## [SET EXERCISE]
Repeat every line of the listing below exactly, minus the pictures.

## [DATA SHOWN]
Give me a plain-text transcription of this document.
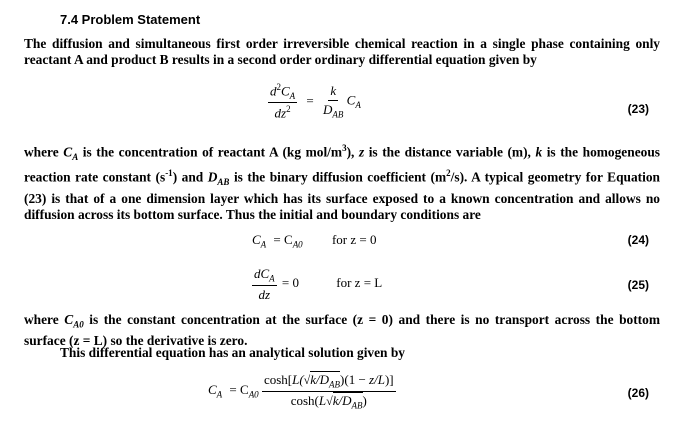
7.4 Problem Statement
The diffusion and simultaneous first order irreversible chemical reaction in a single phase containing only reactant A and product B results in a second order ordinary differential equation given by
$\frac{d^2C_A}{dz^2} = \frac{k}{D_{AB}} C_A$	(23)
where $C_A$ is the concentration of reactant A (kg mol/$m^3$), z is the distance variable (m), k is the homogeneous reaction rate constant $(s^{-1})$ and $D_{AB}$ is the binary diffusion coefficient $(m^2/s)$. A typical geometry for Equation (23) is that of a one dimension layer which has its surface exposed to a known concentration and allows no diffusion across its bottom surface. Thus the initial and boundary conditions are
$C_A = C_{A0}$ for z = 0	(24)
$\frac{dC_A}{dz} = 0$	for z = L	(25)
where $C_{A0}$ is the constant concentration at the surface (z = 0) and there is no transport across the bottom surface (z = L) so the derivative is zero.
This differential equation has an analytical solution given by
$C_A = C_{A0} \frac{\cosh[L(√k/D_{AB})(1 - z/L)]}{\cosh(L√k/D_{AB})}$	(26)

## [TASK RESULT]
Give me a plain-text transcription of this document.
7.4 Problem Statement
The diffusion and simultaneous first order irreversible chemical reaction in a single phase containing only reactant A and product B results in a second order ordinary differential equation given by
$\frac{d^2C_A}{dz^2} = \frac{k}{D_{AB}} C_A$	(23)
where $C_A$ is the concentration of reactant A (kg mol/$m^3$), z is the distance variable (m), k is the homogeneous reaction rate constant $(s^{-1})$ and $D_{AB}$ is the binary diffusion coefficient $(m^2/s)$. A typical geometry for Equation (23) is that of a one dimension layer which has its surface exposed to a known concentration and allows no diffusion across its bottom surface. Thus the initial and boundary conditions are
$C_A = C_{A0}$ for z = 0	(24)
$\frac{dC_A}{dz} = 0$	for z = L	(25)
where $C_{A0}$ is the constant concentration at the surface (z = 0) and there is no transport across the bottom surface (z = L) so the derivative is zero.
This differential equation has an analytical solution given by
$C_A = C_{A0} \frac{\cosh[L(√k/D_{AB})(1 - z/L)]}{\cosh(L√k/D_{AB})}$	(26)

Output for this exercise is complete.